WRITTEN EXERCISE:
Filter these entries, keeping only lines that hold the word "time".

_ _ _ _

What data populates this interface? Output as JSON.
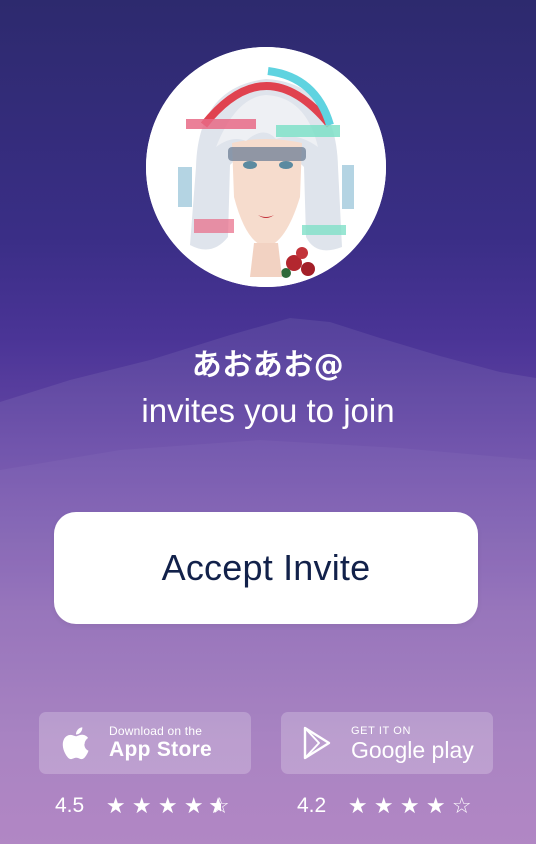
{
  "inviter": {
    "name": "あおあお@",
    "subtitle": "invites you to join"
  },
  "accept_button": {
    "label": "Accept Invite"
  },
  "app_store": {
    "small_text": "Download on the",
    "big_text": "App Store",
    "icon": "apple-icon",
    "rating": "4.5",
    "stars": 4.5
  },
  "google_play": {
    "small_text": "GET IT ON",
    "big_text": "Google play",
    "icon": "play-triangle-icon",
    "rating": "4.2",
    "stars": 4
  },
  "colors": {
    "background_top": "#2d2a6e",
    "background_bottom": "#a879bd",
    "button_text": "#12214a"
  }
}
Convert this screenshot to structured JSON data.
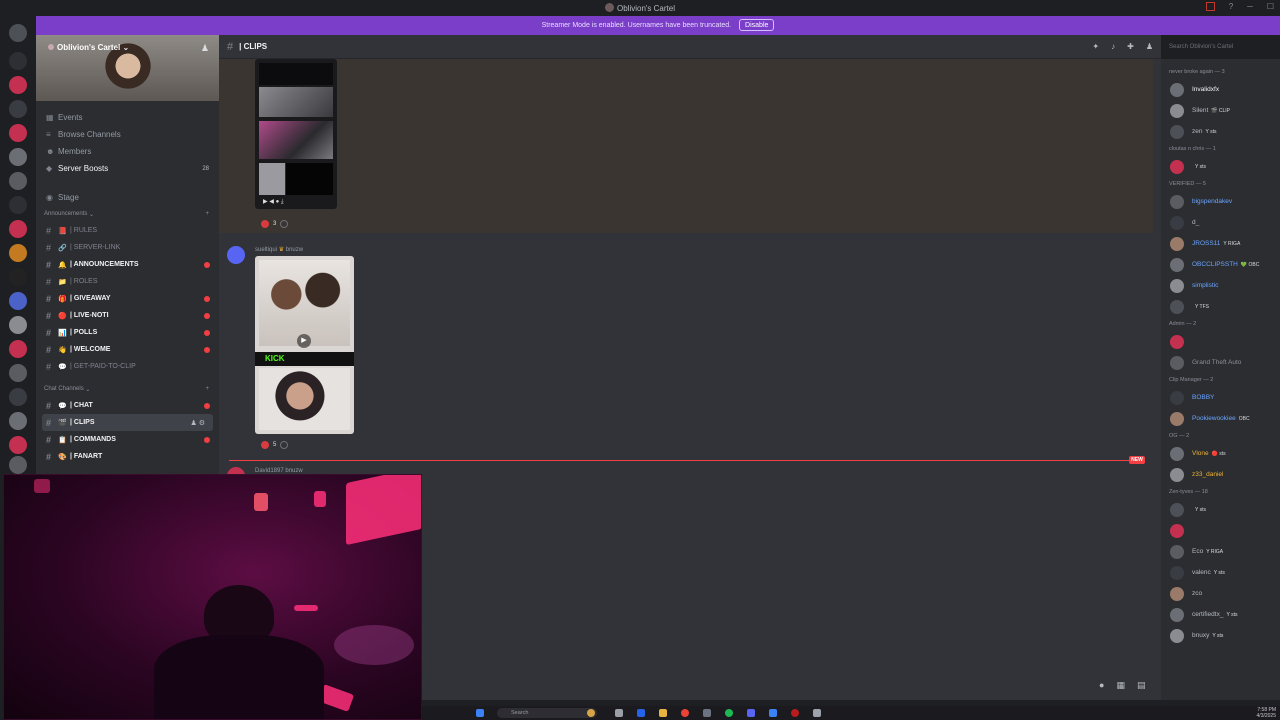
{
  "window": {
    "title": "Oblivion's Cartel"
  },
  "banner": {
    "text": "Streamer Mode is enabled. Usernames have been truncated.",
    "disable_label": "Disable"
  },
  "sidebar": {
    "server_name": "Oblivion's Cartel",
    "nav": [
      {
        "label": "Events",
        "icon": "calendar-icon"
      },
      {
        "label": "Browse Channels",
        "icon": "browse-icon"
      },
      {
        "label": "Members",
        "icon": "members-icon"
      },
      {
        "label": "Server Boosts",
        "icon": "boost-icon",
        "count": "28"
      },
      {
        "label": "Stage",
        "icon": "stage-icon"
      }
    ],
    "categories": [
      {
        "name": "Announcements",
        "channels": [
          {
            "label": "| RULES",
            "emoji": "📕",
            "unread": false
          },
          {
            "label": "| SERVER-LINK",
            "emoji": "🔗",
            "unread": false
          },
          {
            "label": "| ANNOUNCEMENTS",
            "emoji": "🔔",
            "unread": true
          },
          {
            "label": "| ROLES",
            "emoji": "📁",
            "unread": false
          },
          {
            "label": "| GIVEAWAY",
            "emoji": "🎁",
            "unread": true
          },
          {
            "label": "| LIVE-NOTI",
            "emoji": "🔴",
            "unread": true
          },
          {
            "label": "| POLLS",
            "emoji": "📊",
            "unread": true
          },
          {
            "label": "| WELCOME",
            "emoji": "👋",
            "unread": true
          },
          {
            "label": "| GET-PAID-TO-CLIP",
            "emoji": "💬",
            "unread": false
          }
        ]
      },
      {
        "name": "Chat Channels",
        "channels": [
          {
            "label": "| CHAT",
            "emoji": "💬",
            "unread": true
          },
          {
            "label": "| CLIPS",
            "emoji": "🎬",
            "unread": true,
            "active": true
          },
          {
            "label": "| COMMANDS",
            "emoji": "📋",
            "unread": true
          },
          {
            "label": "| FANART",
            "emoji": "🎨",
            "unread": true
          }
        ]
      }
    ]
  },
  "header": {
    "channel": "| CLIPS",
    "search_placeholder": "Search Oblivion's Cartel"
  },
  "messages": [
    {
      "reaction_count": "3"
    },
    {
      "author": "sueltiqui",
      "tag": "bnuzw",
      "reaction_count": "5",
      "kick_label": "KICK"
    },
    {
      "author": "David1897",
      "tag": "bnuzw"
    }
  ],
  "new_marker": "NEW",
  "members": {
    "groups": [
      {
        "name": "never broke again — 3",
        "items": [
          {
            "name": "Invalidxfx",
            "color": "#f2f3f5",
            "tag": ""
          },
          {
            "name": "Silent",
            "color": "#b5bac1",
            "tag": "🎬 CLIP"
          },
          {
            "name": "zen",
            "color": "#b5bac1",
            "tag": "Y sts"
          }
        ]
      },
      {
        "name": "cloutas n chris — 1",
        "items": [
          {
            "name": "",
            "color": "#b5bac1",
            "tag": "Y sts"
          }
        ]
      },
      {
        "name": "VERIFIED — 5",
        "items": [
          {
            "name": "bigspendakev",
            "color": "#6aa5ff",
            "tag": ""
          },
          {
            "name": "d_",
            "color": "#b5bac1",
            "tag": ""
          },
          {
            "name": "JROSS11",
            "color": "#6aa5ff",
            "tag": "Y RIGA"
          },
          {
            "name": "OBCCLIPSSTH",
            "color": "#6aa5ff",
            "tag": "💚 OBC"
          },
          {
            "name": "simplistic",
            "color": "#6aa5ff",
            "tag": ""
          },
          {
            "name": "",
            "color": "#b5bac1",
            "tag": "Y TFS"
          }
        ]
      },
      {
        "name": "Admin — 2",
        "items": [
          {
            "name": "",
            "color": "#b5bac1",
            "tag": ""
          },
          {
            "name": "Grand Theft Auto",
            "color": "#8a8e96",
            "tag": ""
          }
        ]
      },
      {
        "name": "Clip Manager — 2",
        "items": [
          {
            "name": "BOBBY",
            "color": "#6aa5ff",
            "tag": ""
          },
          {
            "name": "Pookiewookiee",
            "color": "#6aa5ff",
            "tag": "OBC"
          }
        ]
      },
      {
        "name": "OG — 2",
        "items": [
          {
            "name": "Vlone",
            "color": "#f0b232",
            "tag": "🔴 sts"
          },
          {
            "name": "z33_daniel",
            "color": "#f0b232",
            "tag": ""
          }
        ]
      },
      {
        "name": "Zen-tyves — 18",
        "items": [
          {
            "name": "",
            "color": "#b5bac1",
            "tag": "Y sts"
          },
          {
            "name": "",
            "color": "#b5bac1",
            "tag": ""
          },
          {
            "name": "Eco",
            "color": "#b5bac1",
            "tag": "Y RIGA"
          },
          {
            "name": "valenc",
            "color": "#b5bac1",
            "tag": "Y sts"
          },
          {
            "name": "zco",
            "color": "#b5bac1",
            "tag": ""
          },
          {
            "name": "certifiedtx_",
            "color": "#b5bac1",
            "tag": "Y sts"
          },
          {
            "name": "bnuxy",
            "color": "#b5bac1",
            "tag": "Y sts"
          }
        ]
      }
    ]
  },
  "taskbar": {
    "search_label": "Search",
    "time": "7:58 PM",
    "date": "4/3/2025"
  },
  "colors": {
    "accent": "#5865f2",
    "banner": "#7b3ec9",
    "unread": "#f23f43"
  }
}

_ _ _ _

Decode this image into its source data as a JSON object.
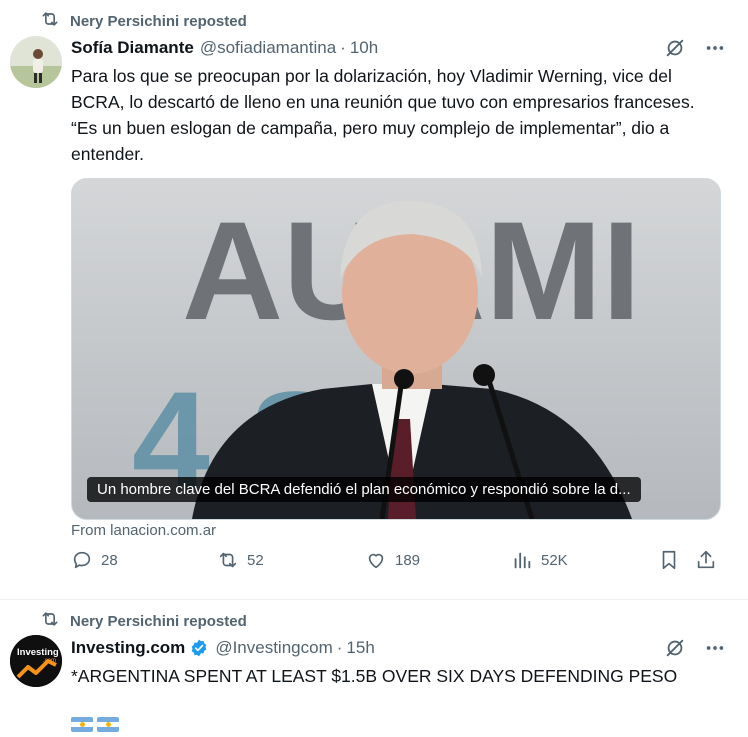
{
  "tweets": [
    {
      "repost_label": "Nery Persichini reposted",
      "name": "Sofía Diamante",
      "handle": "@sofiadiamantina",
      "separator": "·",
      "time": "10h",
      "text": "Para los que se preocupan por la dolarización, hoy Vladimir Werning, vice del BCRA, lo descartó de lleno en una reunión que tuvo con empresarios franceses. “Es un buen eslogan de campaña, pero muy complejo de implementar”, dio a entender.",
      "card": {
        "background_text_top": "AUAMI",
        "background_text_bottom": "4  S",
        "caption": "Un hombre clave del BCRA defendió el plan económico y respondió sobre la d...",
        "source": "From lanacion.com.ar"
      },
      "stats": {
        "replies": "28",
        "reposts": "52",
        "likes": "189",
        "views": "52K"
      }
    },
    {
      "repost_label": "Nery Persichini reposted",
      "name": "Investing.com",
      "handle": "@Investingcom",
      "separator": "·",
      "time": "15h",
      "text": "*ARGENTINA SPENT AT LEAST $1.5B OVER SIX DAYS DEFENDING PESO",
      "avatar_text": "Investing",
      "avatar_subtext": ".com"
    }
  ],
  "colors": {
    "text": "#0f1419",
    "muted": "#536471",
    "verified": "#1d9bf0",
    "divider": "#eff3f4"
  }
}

_ _ _ _

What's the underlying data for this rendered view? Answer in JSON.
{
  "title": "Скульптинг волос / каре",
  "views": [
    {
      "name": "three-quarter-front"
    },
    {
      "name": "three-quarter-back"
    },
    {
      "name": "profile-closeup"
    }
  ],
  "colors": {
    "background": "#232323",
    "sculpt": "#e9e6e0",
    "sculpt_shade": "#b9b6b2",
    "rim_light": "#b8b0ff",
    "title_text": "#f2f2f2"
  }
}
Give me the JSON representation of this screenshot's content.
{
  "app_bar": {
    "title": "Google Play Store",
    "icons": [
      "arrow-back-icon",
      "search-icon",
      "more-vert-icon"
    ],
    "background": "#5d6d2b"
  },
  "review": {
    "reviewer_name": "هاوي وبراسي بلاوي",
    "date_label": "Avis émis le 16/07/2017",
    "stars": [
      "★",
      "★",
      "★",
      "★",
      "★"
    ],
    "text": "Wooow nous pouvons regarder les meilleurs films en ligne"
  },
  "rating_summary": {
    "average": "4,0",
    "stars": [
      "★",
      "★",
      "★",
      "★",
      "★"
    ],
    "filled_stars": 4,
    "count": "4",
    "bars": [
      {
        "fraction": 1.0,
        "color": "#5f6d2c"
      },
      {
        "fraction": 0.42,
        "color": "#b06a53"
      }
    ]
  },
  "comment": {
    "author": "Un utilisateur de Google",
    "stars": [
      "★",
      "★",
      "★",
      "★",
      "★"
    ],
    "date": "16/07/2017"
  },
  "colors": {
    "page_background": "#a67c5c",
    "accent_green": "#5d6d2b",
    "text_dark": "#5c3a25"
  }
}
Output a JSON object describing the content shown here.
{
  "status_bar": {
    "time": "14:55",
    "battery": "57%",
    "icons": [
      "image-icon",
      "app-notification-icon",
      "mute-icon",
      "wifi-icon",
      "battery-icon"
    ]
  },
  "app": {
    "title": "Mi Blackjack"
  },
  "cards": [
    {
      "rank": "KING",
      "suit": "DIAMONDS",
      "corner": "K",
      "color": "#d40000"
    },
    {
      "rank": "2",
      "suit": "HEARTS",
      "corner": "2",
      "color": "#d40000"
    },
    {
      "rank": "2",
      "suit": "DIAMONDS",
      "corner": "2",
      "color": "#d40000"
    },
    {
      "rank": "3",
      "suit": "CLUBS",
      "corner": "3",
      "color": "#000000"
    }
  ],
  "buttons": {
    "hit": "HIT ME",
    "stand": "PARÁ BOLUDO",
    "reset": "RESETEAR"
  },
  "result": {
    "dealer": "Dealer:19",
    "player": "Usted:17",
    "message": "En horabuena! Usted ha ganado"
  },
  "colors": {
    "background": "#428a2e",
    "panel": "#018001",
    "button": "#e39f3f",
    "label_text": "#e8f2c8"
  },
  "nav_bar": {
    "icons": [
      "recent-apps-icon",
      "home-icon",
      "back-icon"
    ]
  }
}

_ _ _ _

EXERCISE RESULT:
    "time": "7:58 PM",
      "time": "10h",
      "time": "15h",
    "time": "14:55",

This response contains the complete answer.